[start of STORED RECORDS]

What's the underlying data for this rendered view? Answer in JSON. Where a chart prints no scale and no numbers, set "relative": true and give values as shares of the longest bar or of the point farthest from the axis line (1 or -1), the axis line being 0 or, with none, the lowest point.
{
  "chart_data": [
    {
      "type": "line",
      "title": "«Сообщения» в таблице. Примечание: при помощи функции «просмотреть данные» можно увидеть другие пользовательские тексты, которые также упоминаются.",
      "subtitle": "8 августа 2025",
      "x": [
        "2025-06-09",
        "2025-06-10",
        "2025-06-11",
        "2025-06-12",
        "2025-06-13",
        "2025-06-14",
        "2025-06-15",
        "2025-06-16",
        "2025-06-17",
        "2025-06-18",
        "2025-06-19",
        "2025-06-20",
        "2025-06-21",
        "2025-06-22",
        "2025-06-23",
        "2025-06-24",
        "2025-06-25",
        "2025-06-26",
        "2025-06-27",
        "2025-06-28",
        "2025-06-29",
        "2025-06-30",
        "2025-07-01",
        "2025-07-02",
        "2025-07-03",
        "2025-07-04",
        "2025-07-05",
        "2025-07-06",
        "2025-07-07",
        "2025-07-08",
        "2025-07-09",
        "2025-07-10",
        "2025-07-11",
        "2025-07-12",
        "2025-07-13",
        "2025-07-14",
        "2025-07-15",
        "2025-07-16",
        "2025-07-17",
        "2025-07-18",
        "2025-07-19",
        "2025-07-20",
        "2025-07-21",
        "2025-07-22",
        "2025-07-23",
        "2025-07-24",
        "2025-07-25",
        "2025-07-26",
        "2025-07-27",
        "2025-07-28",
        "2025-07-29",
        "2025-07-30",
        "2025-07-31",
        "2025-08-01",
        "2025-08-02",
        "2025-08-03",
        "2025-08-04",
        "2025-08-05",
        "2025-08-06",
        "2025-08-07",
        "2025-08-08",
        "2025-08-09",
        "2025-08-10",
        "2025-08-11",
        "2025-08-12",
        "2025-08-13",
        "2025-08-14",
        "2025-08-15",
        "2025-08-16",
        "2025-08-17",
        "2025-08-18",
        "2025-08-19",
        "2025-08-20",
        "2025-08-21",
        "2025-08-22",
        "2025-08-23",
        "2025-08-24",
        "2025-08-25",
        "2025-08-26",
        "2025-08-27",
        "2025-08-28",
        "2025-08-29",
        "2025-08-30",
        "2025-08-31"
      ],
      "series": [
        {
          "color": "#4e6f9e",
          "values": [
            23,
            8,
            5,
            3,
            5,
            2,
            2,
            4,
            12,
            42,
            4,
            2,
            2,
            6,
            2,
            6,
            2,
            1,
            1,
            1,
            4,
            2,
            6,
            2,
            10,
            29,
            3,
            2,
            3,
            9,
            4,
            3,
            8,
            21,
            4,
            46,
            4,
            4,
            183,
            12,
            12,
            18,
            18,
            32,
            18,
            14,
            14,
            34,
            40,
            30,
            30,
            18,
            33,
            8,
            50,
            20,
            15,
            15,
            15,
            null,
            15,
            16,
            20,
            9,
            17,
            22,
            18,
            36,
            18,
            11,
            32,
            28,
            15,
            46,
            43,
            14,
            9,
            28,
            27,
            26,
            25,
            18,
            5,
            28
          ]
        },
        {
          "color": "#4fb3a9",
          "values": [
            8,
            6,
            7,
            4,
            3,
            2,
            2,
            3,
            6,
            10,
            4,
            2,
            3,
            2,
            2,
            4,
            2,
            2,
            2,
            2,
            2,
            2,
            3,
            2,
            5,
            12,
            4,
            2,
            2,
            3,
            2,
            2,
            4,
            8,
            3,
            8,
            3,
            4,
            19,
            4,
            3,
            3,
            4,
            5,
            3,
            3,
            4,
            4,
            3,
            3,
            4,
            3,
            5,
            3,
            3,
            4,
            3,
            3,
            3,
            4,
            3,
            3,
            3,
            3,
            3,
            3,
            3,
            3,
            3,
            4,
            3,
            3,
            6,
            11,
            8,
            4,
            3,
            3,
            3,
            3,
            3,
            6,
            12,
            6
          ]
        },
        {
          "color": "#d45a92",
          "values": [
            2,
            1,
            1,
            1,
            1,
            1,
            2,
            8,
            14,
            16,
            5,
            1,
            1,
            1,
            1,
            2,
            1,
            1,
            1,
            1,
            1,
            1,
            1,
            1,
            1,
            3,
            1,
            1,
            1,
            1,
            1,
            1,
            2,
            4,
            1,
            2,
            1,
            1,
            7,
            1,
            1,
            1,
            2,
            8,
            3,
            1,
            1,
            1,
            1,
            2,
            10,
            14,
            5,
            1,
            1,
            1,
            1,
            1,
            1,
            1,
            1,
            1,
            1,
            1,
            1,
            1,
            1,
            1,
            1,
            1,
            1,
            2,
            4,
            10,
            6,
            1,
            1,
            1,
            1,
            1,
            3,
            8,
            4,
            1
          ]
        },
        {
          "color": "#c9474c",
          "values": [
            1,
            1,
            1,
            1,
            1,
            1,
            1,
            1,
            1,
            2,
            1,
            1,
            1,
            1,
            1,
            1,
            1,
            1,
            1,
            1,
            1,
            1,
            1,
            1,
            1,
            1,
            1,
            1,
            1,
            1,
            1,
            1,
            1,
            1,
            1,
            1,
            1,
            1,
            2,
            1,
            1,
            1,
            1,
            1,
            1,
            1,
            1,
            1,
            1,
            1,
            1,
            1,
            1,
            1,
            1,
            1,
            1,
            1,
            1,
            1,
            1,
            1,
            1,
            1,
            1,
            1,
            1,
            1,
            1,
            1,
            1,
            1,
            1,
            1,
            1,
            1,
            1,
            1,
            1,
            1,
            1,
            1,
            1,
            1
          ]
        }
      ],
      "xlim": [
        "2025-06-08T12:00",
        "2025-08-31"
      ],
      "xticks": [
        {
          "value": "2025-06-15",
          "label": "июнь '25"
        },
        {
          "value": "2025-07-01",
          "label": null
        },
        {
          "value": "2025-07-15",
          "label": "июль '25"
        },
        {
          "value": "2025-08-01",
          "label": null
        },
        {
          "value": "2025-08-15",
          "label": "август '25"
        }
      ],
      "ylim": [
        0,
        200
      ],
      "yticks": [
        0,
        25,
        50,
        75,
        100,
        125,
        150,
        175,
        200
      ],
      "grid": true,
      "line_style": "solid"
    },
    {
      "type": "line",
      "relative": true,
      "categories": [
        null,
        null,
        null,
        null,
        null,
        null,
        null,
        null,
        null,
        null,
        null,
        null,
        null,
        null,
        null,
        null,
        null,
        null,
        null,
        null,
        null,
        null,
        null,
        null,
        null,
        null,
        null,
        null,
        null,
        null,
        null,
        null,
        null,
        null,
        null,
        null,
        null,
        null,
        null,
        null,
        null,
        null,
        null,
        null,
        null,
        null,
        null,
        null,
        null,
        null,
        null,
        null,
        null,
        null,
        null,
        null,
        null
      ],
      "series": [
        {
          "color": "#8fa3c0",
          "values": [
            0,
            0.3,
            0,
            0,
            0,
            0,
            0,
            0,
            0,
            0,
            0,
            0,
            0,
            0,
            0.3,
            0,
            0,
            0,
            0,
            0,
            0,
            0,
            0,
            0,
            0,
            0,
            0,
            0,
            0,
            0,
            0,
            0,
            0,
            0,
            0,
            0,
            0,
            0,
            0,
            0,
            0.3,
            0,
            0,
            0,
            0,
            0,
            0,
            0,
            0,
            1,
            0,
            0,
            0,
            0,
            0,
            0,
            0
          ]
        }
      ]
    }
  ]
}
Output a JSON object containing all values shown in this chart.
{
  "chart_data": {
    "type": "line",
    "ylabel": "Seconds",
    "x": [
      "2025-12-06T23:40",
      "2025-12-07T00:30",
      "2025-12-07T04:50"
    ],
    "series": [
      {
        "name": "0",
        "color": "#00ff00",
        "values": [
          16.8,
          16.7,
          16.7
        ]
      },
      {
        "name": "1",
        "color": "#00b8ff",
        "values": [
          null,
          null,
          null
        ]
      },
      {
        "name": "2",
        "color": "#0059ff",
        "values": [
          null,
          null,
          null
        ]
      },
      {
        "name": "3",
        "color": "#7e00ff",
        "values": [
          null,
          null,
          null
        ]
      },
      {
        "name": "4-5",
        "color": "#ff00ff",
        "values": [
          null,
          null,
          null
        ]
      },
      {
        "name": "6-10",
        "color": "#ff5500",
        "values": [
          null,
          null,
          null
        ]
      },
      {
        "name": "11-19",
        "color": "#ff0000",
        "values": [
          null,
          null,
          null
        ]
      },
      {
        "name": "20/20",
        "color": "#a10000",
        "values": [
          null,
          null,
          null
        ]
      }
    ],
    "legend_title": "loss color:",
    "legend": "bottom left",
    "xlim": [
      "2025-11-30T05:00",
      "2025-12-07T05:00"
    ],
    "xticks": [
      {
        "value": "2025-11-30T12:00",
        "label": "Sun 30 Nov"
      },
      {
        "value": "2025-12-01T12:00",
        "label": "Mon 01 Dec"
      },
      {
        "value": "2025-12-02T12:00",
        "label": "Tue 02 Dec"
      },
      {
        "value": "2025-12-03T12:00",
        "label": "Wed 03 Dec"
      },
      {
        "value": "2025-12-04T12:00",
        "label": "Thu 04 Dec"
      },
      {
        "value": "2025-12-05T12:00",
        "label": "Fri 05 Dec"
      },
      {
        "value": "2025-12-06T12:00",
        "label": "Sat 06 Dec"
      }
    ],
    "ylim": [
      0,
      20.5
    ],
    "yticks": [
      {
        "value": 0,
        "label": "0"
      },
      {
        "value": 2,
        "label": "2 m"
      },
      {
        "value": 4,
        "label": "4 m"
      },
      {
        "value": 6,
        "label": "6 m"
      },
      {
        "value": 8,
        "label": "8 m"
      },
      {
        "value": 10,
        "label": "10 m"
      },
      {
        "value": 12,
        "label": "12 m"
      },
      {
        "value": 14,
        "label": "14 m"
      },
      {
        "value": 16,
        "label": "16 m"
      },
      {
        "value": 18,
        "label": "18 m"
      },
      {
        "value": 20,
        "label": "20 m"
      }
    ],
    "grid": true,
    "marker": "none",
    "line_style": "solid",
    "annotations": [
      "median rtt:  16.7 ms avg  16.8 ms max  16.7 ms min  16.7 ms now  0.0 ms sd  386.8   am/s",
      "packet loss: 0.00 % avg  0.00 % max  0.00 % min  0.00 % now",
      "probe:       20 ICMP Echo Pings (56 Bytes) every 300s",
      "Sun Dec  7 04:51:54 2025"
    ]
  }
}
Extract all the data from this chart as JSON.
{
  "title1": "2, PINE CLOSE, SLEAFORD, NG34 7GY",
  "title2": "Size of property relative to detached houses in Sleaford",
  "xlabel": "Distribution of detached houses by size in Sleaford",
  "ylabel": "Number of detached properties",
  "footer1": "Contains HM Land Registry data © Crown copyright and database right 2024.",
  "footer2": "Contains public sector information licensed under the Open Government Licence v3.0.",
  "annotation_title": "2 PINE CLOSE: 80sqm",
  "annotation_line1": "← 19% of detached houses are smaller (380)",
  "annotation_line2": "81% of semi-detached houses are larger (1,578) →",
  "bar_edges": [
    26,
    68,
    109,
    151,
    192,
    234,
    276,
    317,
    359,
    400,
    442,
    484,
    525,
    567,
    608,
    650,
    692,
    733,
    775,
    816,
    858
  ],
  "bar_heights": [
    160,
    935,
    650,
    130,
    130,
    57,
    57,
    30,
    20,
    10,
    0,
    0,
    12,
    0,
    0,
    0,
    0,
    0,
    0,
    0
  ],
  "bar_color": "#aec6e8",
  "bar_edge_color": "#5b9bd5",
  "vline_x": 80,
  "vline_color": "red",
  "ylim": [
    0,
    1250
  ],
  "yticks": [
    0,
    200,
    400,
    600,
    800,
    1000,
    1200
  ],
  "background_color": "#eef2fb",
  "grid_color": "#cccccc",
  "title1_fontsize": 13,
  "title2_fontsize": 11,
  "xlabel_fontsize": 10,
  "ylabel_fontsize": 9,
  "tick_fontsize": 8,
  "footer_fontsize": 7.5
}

[end of STORED RECORDS]

Find the word "PINE" and list each line it appears in.

-- REPLY TO THE EXERCISE --
  "title1": "2, PINE CLOSE, SLEAFORD, NG34 7GY",
  "annotation_title": "2 PINE CLOSE: 80sqm",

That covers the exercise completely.